▸ **INPUT DATA**:
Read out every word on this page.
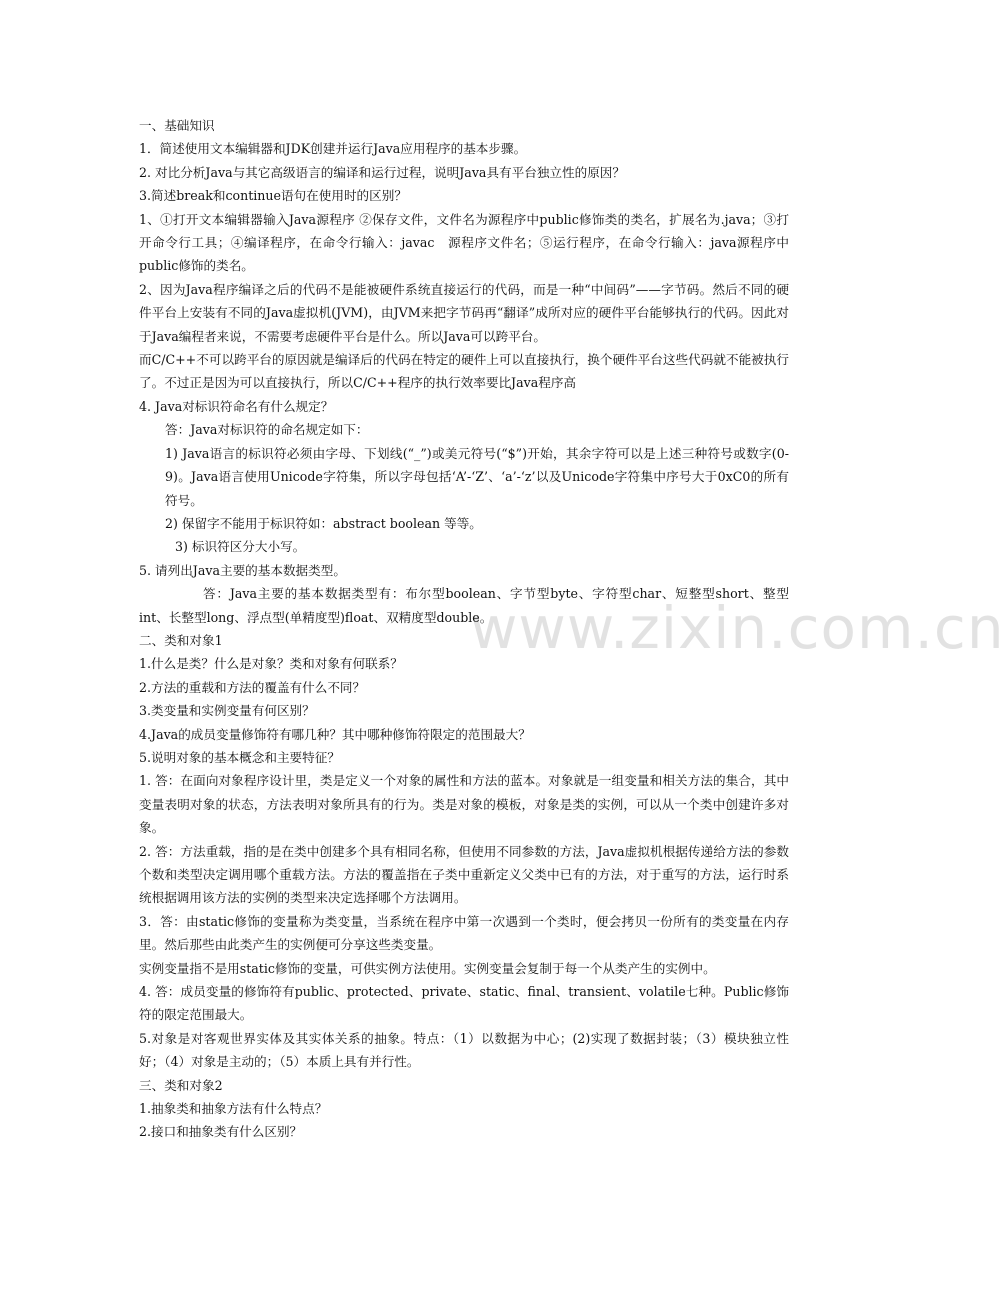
www.zixin.com.cn

一、基础知识

1．简述使用文本编辑器和JDK创建并运行Java应用程序的基本步骤。

2. 对比分析Java与其它高级语言的编译和运行过程，说明Java具有平台独立性的原因？

3.简述break和continue语句在使用时的区别？

1、①打开文本编辑器输入Java源程序 ②保存文件，文件名为源程序中public修饰类的类名，扩展名为.java；③打开命令行工具；④编译程序，在命令行输入：javac　源程序文件名；⑤运行程序，在命令行输入：java源程序中public修饰的类名。

2、因为Java程序编译之后的代码不是能被硬件系统直接运行的代码，而是一种“中间码”——字节码。然后不同的硬件平台上安装有不同的Java虚拟机(JVM)，由JVM来把字节码再“翻译”成所对应的硬件平台能够执行的代码。因此对于Java编程者来说，不需要考虑硬件平台是什么。所以Java可以跨平台。

而C/C++不可以跨平台的原因就是编译后的代码在特定的硬件上可以直接执行，换个硬件平台这些代码就不能被执行了。不过正是因为可以直接执行，所以C/C++程序的执行效率要比Java程序高

4. Java对标识符命名有什么规定？

答：Java对标识符的命名规定如下：

1) Java语言的标识符必须由字母、下划线(“_”)或美元符号(“$”)开始，其余字符可以是上述三种符号或数字(0-9)。Java语言使用Unicode字符集，所以字母包括‘A’-‘Z’、‘a’-‘z’以及Unicode字符集中序号大于0xC0的所有符号。

2) 保留字不能用于标识符如：abstract boolean 等等。

3) 标识符区分大小写。

5. 请列出Java主要的基本数据类型。

答：Java主要的基本数据类型有：布尔型boolean、字节型byte、字符型char、短整型short、整型int、长整型long、浮点型(单精度型)float、双精度型double。

二、类和对象1

1.什么是类？什么是对象？类和对象有何联系？

2.方法的重载和方法的覆盖有什么不同？

3.类变量和实例变量有何区别？

4.Java的成员变量修饰符有哪几种？其中哪种修饰符限定的范围最大？

5.说明对象的基本概念和主要特征？

1. 答：在面向对象程序设计里，类是定义一个对象的属性和方法的蓝本。对象就是一组变量和相关方法的集合，其中变量表明对象的状态，方法表明对象所具有的行为。类是对象的模板，对象是类的实例，可以从一个类中创建许多对象。

2. 答：方法重载，指的是在类中创建多个具有相同名称，但使用不同参数的方法，Java虚拟机根据传递给方法的参数个数和类型决定调用哪个重载方法。方法的覆盖指在子类中重新定义父类中已有的方法，对于重写的方法，运行时系统根据调用该方法的实例的类型来决定选择哪个方法调用。

3．答：由static修饰的变量称为类变量，当系统在程序中第一次遇到一个类时，便会拷贝一份所有的类变量在内存里。然后那些由此类产生的实例便可分享这些类变量。

实例变量指不是用static修饰的变量，可供实例方法使用。实例变量会复制于每一个从类产生的实例中。

4. 答：成员变量的修饰符有public、protected、private、static、final、transient、volatile七种。Public修饰符的限定范围最大。

5.对象是对客观世界实体及其实体关系的抽象。特点：（1）以数据为中心；(2)实现了数据封装；（3）模块独立性好；（4）对象是主动的；（5）本质上具有并行性。

三、类和对象2

1.抽象类和抽象方法有什么特点？

2.接口和抽象类有什么区别？
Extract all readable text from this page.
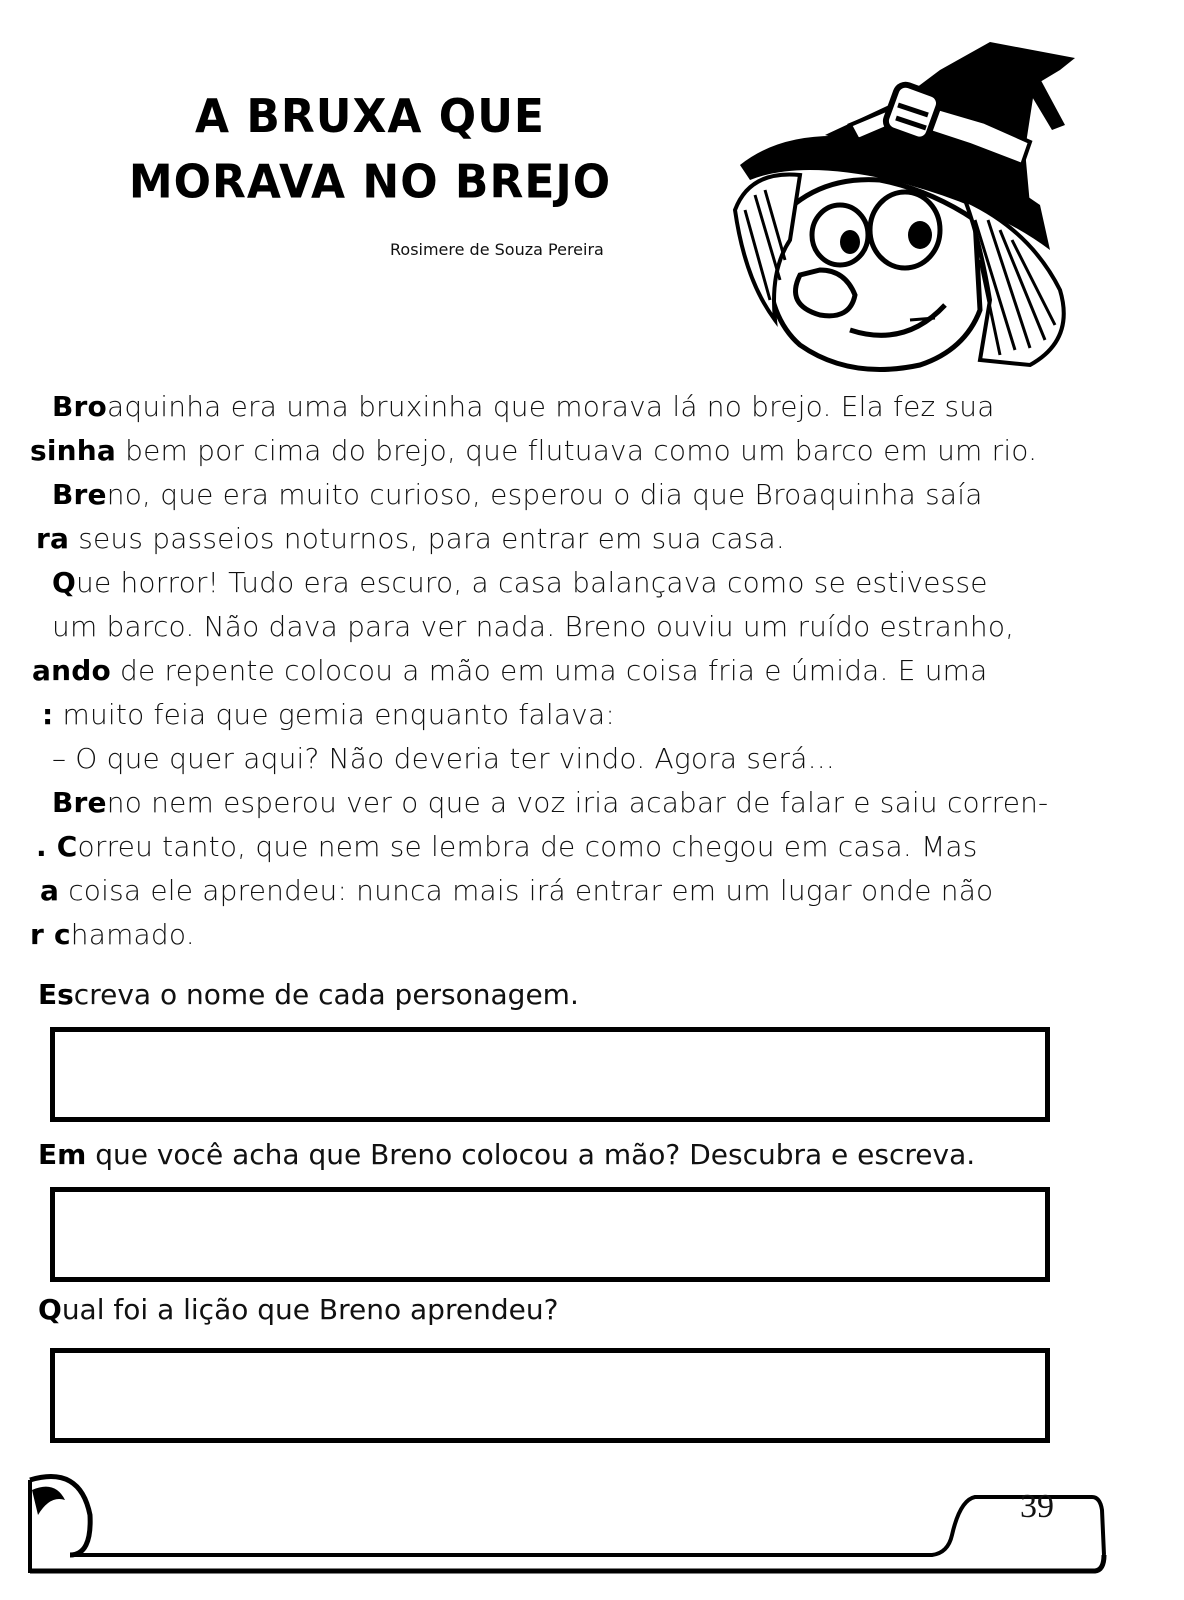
A BRUXA QUE
MORAVA NO BREJO
Rosimere de Souza Pereira
Broaquinha era uma bruxinha que morava lá no brejo. Ela fez sua
sinha bem por cima do brejo, que flutuava como um barco em um rio.
Breno, que era muito curioso, esperou o dia que Broaquinha saía
ra seus passeios noturnos, para entrar em sua casa.
Que horror! Tudo era escuro, a casa balançava como se estivesse
um barco. Não dava para ver nada. Breno ouviu um ruído estranho,
ando de repente colocou a mão em uma coisa fria e úmida. E uma
: muito feia que gemia enquanto falava:
– O que quer aqui? Não deveria ter vindo. Agora será...
Breno nem esperou ver o que a voz iria acabar de falar e saiu corren-
. Correu tanto, que nem se lembra de como chegou em casa. Mas
a coisa ele aprendeu: nunca mais irá entrar em um lugar onde não
r chamado.
Escreva o nome de cada personagem.
Em que você acha que Breno colocou a mão? Descubra e escreva.
Qual foi a lição que Breno aprendeu?
39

▸ **BRIEF**:
Only lines with "colocou" are wanted here; list each of them.

▸ **WORKED ANSWER**:
ando de repente colocou a mão em uma coisa fria e úmida. E uma
Em que você acha que Breno colocou a mão? Descubra e escreva.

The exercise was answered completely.